## start
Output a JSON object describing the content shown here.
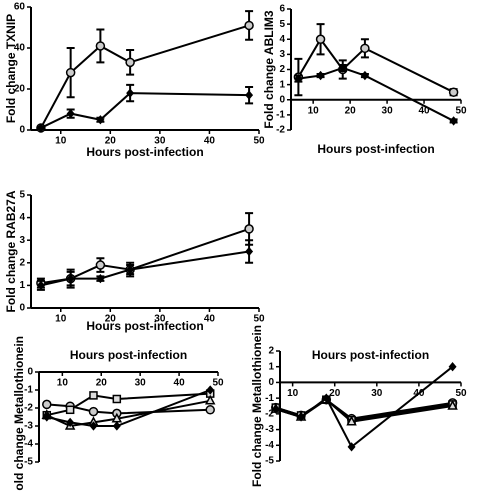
{
  "chart_data": [
    {
      "type": "line",
      "x_label": "Hours post-infection",
      "y_label": "Fold change TXNIP",
      "xlabel_position": "bottom",
      "xlim": [
        4,
        50
      ],
      "ylim": [
        0,
        60
      ],
      "xticks": [
        10,
        20,
        30,
        40,
        50
      ],
      "yticks": [
        0,
        20,
        40,
        60
      ],
      "x": [
        6,
        12,
        18,
        24,
        48
      ],
      "series": [
        {
          "color": "#000000",
          "marker": "circle",
          "values": [
            1,
            28,
            41,
            33,
            51
          ],
          "errors": [
            0.5,
            12,
            8,
            6,
            7
          ]
        },
        {
          "color": "#000000",
          "marker": "diamond",
          "values": [
            1,
            8,
            5,
            18,
            17
          ],
          "errors": [
            0.5,
            2,
            1,
            4,
            4
          ]
        }
      ]
    },
    {
      "type": "line",
      "x_label": "Hours post-infection",
      "y_label": "Fold change ABLIM3",
      "xlabel_position": "bottom",
      "xlim": [
        4,
        50
      ],
      "ylim": [
        -2,
        6
      ],
      "xticks": [
        10,
        20,
        30,
        40,
        50
      ],
      "yticks": [
        -2,
        -1,
        0,
        1,
        2,
        3,
        4,
        5,
        6
      ],
      "x": [
        6,
        12,
        18,
        24,
        48
      ],
      "series": [
        {
          "color": "#000000",
          "marker": "circle",
          "values": [
            1.5,
            4,
            2,
            3.4,
            0.5
          ],
          "errors": [
            1.2,
            1,
            0.6,
            0.6,
            0.2
          ]
        },
        {
          "color": "#000000",
          "marker": "diamond",
          "values": [
            1.4,
            1.6,
            2.1,
            1.6,
            -1.4
          ],
          "errors": [
            0.2,
            0.1,
            0.2,
            0.1,
            0.1
          ]
        }
      ]
    },
    {
      "type": "line",
      "x_label": "Hours post-infection",
      "y_label": "Fold change RAB27A",
      "xlabel_position": "bottom",
      "xlim": [
        4,
        50
      ],
      "ylim": [
        0,
        5
      ],
      "xticks": [
        10,
        20,
        30,
        40,
        50
      ],
      "yticks": [
        0,
        1,
        2,
        3,
        4,
        5
      ],
      "x": [
        6,
        12,
        18,
        24,
        48
      ],
      "series": [
        {
          "color": "#000000",
          "marker": "circle",
          "values": [
            1.1,
            1.3,
            1.9,
            1.7,
            3.5
          ],
          "errors": [
            0.2,
            0.3,
            0.3,
            0.2,
            0.7
          ]
        },
        {
          "color": "#000000",
          "marker": "diamond",
          "values": [
            1,
            1.3,
            1.3,
            1.7,
            2.5
          ],
          "errors": [
            0.2,
            0.4,
            0.1,
            0.3,
            0.5
          ]
        }
      ]
    },
    {
      "type": "line",
      "x_label": "Hours post-infection",
      "y_label": "Fold change Metallothionein",
      "xlabel_position": "top",
      "xlim": [
        4,
        50
      ],
      "ylim": [
        -5,
        0
      ],
      "xticks": [
        10,
        20,
        30,
        40,
        50
      ],
      "yticks": [
        -5,
        -4,
        -3,
        -2,
        -1,
        0
      ],
      "x": [
        6,
        12,
        18,
        24,
        48
      ],
      "series": [
        {
          "color": "#000000",
          "marker": "circle",
          "values": [
            -1.8,
            -1.9,
            -2.2,
            -2.3,
            -2.1
          ]
        },
        {
          "color": "#000000",
          "marker": "square",
          "values": [
            -2.4,
            -2.1,
            -1.3,
            -1.5,
            -1.2
          ]
        },
        {
          "color": "#000000",
          "marker": "triangle",
          "values": [
            -2.4,
            -3.0,
            -2.8,
            -2.6,
            -1.6
          ]
        },
        {
          "color": "#000000",
          "marker": "diamond",
          "values": [
            -2.5,
            -2.8,
            -3.0,
            -3.0,
            -1.0
          ]
        }
      ]
    },
    {
      "type": "line",
      "x_label": "Hours post-infection",
      "y_label": "Fold change Metallothionein",
      "xlabel_position": "top",
      "xlim": [
        7,
        50
      ],
      "ylim": [
        -5,
        2
      ],
      "xticks": [
        10,
        20,
        30,
        40,
        50
      ],
      "yticks": [
        -5,
        -4,
        -3,
        -2,
        -1,
        0,
        1,
        2
      ],
      "x": [
        6,
        12,
        18,
        24,
        48
      ],
      "series": [
        {
          "color": "#000000",
          "marker": "circle",
          "values": [
            -1.6,
            -2.1,
            -1.1,
            -2.3,
            -1.3
          ]
        },
        {
          "color": "#000000",
          "marker": "square",
          "values": [
            -1.6,
            -2.1,
            -1.1,
            -2.4,
            -1.4
          ]
        },
        {
          "color": "#000000",
          "marker": "triangle",
          "values": [
            -1.7,
            -2.2,
            -1.1,
            -2.5,
            -1.5
          ]
        },
        {
          "color": "#000000",
          "marker": "diamond",
          "values": [
            -1.7,
            -2.2,
            -1.0,
            -4.1,
            1.0
          ]
        }
      ]
    }
  ]
}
## end
> [To be done]: Without the pictures, write out the whole listing above exactly as it appears.

> [Result]:
Output a JSON object describing the content shown here.
{
  "chart_data": [
    {
      "type": "line",
      "x_label": "Hours post-infection",
      "y_label": "Fold change TXNIP",
      "xlabel_position": "bottom",
      "xlim": [
        4,
        50
      ],
      "ylim": [
        0,
        60
      ],
      "xticks": [
        10,
        20,
        30,
        40,
        50
      ],
      "yticks": [
        0,
        20,
        40,
        60
      ],
      "x": [
        6,
        12,
        18,
        24,
        48
      ],
      "series": [
        {
          "color": "#000000",
          "marker": "circle",
          "values": [
            1,
            28,
            41,
            33,
            51
          ],
          "errors": [
            0.5,
            12,
            8,
            6,
            7
          ]
        },
        {
          "color": "#000000",
          "marker": "diamond",
          "values": [
            1,
            8,
            5,
            18,
            17
          ],
          "errors": [
            0.5,
            2,
            1,
            4,
            4
          ]
        }
      ]
    },
    {
      "type": "line",
      "x_label": "Hours post-infection",
      "y_label": "Fold change ABLIM3",
      "xlabel_position": "bottom",
      "xlim": [
        4,
        50
      ],
      "ylim": [
        -2,
        6
      ],
      "xticks": [
        10,
        20,
        30,
        40,
        50
      ],
      "yticks": [
        -2,
        -1,
        0,
        1,
        2,
        3,
        4,
        5,
        6
      ],
      "x": [
        6,
        12,
        18,
        24,
        48
      ],
      "series": [
        {
          "color": "#000000",
          "marker": "circle",
          "values": [
            1.5,
            4,
            2,
            3.4,
            0.5
          ],
          "errors": [
            1.2,
            1,
            0.6,
            0.6,
            0.2
          ]
        },
        {
          "color": "#000000",
          "marker": "diamond",
          "values": [
            1.4,
            1.6,
            2.1,
            1.6,
            -1.4
          ],
          "errors": [
            0.2,
            0.1,
            0.2,
            0.1,
            0.1
          ]
        }
      ]
    },
    {
      "type": "line",
      "x_label": "Hours post-infection",
      "y_label": "Fold change RAB27A",
      "xlabel_position": "bottom",
      "xlim": [
        4,
        50
      ],
      "ylim": [
        0,
        5
      ],
      "xticks": [
        10,
        20,
        30,
        40,
        50
      ],
      "yticks": [
        0,
        1,
        2,
        3,
        4,
        5
      ],
      "x": [
        6,
        12,
        18,
        24,
        48
      ],
      "series": [
        {
          "color": "#000000",
          "marker": "circle",
          "values": [
            1.1,
            1.3,
            1.9,
            1.7,
            3.5
          ],
          "errors": [
            0.2,
            0.3,
            0.3,
            0.2,
            0.7
          ]
        },
        {
          "color": "#000000",
          "marker": "diamond",
          "values": [
            1,
            1.3,
            1.3,
            1.7,
            2.5
          ],
          "errors": [
            0.2,
            0.4,
            0.1,
            0.3,
            0.5
          ]
        }
      ]
    },
    {
      "type": "line",
      "x_label": "Hours post-infection",
      "y_label": "Fold change Metallothionein",
      "xlabel_position": "top",
      "xlim": [
        4,
        50
      ],
      "ylim": [
        -5,
        0
      ],
      "xticks": [
        10,
        20,
        30,
        40,
        50
      ],
      "yticks": [
        -5,
        -4,
        -3,
        -2,
        -1,
        0
      ],
      "x": [
        6,
        12,
        18,
        24,
        48
      ],
      "series": [
        {
          "color": "#000000",
          "marker": "circle",
          "values": [
            -1.8,
            -1.9,
            -2.2,
            -2.3,
            -2.1
          ]
        },
        {
          "color": "#000000",
          "marker": "square",
          "values": [
            -2.4,
            -2.1,
            -1.3,
            -1.5,
            -1.2
          ]
        },
        {
          "color": "#000000",
          "marker": "triangle",
          "values": [
            -2.4,
            -3.0,
            -2.8,
            -2.6,
            -1.6
          ]
        },
        {
          "color": "#000000",
          "marker": "diamond",
          "values": [
            -2.5,
            -2.8,
            -3.0,
            -3.0,
            -1.0
          ]
        }
      ]
    },
    {
      "type": "line",
      "x_label": "Hours post-infection",
      "y_label": "Fold change Metallothionein",
      "xlabel_position": "top",
      "xlim": [
        7,
        50
      ],
      "ylim": [
        -5,
        2
      ],
      "xticks": [
        10,
        20,
        30,
        40,
        50
      ],
      "yticks": [
        -5,
        -4,
        -3,
        -2,
        -1,
        0,
        1,
        2
      ],
      "x": [
        6,
        12,
        18,
        24,
        48
      ],
      "series": [
        {
          "color": "#000000",
          "marker": "circle",
          "values": [
            -1.6,
            -2.1,
            -1.1,
            -2.3,
            -1.3
          ]
        },
        {
          "color": "#000000",
          "marker": "square",
          "values": [
            -1.6,
            -2.1,
            -1.1,
            -2.4,
            -1.4
          ]
        },
        {
          "color": "#000000",
          "marker": "triangle",
          "values": [
            -1.7,
            -2.2,
            -1.1,
            -2.5,
            -1.5
          ]
        },
        {
          "color": "#000000",
          "marker": "diamond",
          "values": [
            -1.7,
            -2.2,
            -1.0,
            -4.1,
            1.0
          ]
        }
      ]
    }
  ]
}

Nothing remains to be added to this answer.